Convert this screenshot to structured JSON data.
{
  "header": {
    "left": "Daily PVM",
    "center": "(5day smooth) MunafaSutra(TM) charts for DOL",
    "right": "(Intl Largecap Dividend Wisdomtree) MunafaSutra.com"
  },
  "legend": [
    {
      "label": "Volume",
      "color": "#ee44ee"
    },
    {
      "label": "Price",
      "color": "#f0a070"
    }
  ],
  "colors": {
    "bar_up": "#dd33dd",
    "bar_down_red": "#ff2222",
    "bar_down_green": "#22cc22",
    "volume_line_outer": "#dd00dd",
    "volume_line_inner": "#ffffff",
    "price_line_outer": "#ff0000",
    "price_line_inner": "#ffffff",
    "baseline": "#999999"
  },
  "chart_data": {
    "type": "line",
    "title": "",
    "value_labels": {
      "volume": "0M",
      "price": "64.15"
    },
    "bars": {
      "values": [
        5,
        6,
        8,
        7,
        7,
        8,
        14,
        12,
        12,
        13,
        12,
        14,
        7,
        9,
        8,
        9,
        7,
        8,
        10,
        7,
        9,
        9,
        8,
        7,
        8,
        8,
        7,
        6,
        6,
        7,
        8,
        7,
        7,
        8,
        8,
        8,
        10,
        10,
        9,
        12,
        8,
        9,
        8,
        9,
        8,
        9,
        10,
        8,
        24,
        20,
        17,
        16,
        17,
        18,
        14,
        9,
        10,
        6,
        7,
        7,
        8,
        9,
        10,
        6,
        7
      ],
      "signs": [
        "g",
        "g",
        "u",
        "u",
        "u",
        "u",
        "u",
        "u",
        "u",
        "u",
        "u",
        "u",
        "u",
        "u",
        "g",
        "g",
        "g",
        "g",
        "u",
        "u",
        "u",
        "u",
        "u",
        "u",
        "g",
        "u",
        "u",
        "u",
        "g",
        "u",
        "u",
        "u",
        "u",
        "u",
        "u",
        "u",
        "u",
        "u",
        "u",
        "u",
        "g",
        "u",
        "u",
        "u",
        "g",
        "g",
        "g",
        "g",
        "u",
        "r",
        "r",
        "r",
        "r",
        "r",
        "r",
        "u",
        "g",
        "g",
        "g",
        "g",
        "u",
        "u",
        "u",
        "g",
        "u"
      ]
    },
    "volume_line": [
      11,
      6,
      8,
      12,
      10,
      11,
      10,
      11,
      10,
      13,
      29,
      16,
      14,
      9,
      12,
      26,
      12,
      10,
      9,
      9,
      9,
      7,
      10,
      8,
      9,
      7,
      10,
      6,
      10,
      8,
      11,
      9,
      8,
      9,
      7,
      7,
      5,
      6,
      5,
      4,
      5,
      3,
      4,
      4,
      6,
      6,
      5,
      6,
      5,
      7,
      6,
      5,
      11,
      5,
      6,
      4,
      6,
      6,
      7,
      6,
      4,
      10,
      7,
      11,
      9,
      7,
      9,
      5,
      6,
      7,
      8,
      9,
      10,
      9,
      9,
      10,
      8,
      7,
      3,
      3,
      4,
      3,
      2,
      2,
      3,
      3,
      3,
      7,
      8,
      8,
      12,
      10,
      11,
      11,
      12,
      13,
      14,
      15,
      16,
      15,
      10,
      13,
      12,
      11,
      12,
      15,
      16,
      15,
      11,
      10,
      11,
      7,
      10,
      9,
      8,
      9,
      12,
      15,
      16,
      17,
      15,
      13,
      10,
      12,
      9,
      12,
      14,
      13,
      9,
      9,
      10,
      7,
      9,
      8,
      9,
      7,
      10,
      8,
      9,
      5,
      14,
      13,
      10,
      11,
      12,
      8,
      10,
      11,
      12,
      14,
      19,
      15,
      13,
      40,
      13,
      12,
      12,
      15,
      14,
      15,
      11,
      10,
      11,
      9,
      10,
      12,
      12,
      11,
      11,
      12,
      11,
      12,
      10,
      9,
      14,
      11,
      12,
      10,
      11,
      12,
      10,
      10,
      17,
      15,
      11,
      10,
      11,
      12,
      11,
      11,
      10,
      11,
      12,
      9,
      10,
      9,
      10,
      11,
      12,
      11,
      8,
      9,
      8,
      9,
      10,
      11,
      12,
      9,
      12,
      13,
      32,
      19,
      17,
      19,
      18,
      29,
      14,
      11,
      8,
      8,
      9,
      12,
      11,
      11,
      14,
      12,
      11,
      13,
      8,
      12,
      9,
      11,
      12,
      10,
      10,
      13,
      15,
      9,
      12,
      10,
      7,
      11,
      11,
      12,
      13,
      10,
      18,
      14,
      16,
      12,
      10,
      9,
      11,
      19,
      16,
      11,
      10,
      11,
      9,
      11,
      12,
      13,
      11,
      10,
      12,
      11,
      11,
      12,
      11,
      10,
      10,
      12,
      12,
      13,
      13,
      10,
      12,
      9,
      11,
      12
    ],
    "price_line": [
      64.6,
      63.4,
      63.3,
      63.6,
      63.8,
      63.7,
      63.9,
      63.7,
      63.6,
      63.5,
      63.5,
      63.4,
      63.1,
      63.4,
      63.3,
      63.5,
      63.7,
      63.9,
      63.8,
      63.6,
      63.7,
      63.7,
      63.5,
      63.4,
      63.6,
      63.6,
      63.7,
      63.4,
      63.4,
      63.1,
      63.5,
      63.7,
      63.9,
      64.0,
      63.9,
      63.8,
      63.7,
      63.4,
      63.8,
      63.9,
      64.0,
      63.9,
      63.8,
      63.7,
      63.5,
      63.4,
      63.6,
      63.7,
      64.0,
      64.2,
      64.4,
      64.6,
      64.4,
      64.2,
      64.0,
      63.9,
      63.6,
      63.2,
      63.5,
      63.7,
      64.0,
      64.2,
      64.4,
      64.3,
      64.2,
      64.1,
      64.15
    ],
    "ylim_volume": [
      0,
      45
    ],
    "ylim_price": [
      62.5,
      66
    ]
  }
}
● ● ●
— GIVEN PROBLEM —
Nothing should be changed: write out all of the data as is.

— ANSWER IN FULL —
Convert this screenshot to structured JSON data.
{
  "header": {
    "left": "Daily PVM",
    "center": "(5day smooth) MunafaSutra(TM) charts for DOL",
    "right": "(Intl Largecap Dividend Wisdomtree) MunafaSutra.com"
  },
  "legend": [
    {
      "label": "Volume",
      "color": "#ee44ee"
    },
    {
      "label": "Price",
      "color": "#f0a070"
    }
  ],
  "colors": {
    "bar_up": "#dd33dd",
    "bar_down_red": "#ff2222",
    "bar_down_green": "#22cc22",
    "volume_line_outer": "#dd00dd",
    "volume_line_inner": "#ffffff",
    "price_line_outer": "#ff0000",
    "price_line_inner": "#ffffff",
    "baseline": "#999999"
  },
  "chart_data": {
    "type": "line",
    "title": "",
    "value_labels": {
      "volume": "0M",
      "price": "64.15"
    },
    "bars": {
      "values": [
        5,
        6,
        8,
        7,
        7,
        8,
        14,
        12,
        12,
        13,
        12,
        14,
        7,
        9,
        8,
        9,
        7,
        8,
        10,
        7,
        9,
        9,
        8,
        7,
        8,
        8,
        7,
        6,
        6,
        7,
        8,
        7,
        7,
        8,
        8,
        8,
        10,
        10,
        9,
        12,
        8,
        9,
        8,
        9,
        8,
        9,
        10,
        8,
        24,
        20,
        17,
        16,
        17,
        18,
        14,
        9,
        10,
        6,
        7,
        7,
        8,
        9,
        10,
        6,
        7
      ],
      "signs": [
        "g",
        "g",
        "u",
        "u",
        "u",
        "u",
        "u",
        "u",
        "u",
        "u",
        "u",
        "u",
        "u",
        "u",
        "g",
        "g",
        "g",
        "g",
        "u",
        "u",
        "u",
        "u",
        "u",
        "u",
        "g",
        "u",
        "u",
        "u",
        "g",
        "u",
        "u",
        "u",
        "u",
        "u",
        "u",
        "u",
        "u",
        "u",
        "u",
        "u",
        "g",
        "u",
        "u",
        "u",
        "g",
        "g",
        "g",
        "g",
        "u",
        "r",
        "r",
        "r",
        "r",
        "r",
        "r",
        "u",
        "g",
        "g",
        "g",
        "g",
        "u",
        "u",
        "u",
        "g",
        "u"
      ]
    },
    "volume_line": [
      11,
      6,
      8,
      12,
      10,
      11,
      10,
      11,
      10,
      13,
      29,
      16,
      14,
      9,
      12,
      26,
      12,
      10,
      9,
      9,
      9,
      7,
      10,
      8,
      9,
      7,
      10,
      6,
      10,
      8,
      11,
      9,
      8,
      9,
      7,
      7,
      5,
      6,
      5,
      4,
      5,
      3,
      4,
      4,
      6,
      6,
      5,
      6,
      5,
      7,
      6,
      5,
      11,
      5,
      6,
      4,
      6,
      6,
      7,
      6,
      4,
      10,
      7,
      11,
      9,
      7,
      9,
      5,
      6,
      7,
      8,
      9,
      10,
      9,
      9,
      10,
      8,
      7,
      3,
      3,
      4,
      3,
      2,
      2,
      3,
      3,
      3,
      7,
      8,
      8,
      12,
      10,
      11,
      11,
      12,
      13,
      14,
      15,
      16,
      15,
      10,
      13,
      12,
      11,
      12,
      15,
      16,
      15,
      11,
      10,
      11,
      7,
      10,
      9,
      8,
      9,
      12,
      15,
      16,
      17,
      15,
      13,
      10,
      12,
      9,
      12,
      14,
      13,
      9,
      9,
      10,
      7,
      9,
      8,
      9,
      7,
      10,
      8,
      9,
      5,
      14,
      13,
      10,
      11,
      12,
      8,
      10,
      11,
      12,
      14,
      19,
      15,
      13,
      40,
      13,
      12,
      12,
      15,
      14,
      15,
      11,
      10,
      11,
      9,
      10,
      12,
      12,
      11,
      11,
      12,
      11,
      12,
      10,
      9,
      14,
      11,
      12,
      10,
      11,
      12,
      10,
      10,
      17,
      15,
      11,
      10,
      11,
      12,
      11,
      11,
      10,
      11,
      12,
      9,
      10,
      9,
      10,
      11,
      12,
      11,
      8,
      9,
      8,
      9,
      10,
      11,
      12,
      9,
      12,
      13,
      32,
      19,
      17,
      19,
      18,
      29,
      14,
      11,
      8,
      8,
      9,
      12,
      11,
      11,
      14,
      12,
      11,
      13,
      8,
      12,
      9,
      11,
      12,
      10,
      10,
      13,
      15,
      9,
      12,
      10,
      7,
      11,
      11,
      12,
      13,
      10,
      18,
      14,
      16,
      12,
      10,
      9,
      11,
      19,
      16,
      11,
      10,
      11,
      9,
      11,
      12,
      13,
      11,
      10,
      12,
      11,
      11,
      12,
      11,
      10,
      10,
      12,
      12,
      13,
      13,
      10,
      12,
      9,
      11,
      12
    ],
    "price_line": [
      64.6,
      63.4,
      63.3,
      63.6,
      63.8,
      63.7,
      63.9,
      63.7,
      63.6,
      63.5,
      63.5,
      63.4,
      63.1,
      63.4,
      63.3,
      63.5,
      63.7,
      63.9,
      63.8,
      63.6,
      63.7,
      63.7,
      63.5,
      63.4,
      63.6,
      63.6,
      63.7,
      63.4,
      63.4,
      63.1,
      63.5,
      63.7,
      63.9,
      64.0,
      63.9,
      63.8,
      63.7,
      63.4,
      63.8,
      63.9,
      64.0,
      63.9,
      63.8,
      63.7,
      63.5,
      63.4,
      63.6,
      63.7,
      64.0,
      64.2,
      64.4,
      64.6,
      64.4,
      64.2,
      64.0,
      63.9,
      63.6,
      63.2,
      63.5,
      63.7,
      64.0,
      64.2,
      64.4,
      64.3,
      64.2,
      64.1,
      64.15
    ],
    "ylim_volume": [
      0,
      45
    ],
    "ylim_price": [
      62.5,
      66
    ]
  }
}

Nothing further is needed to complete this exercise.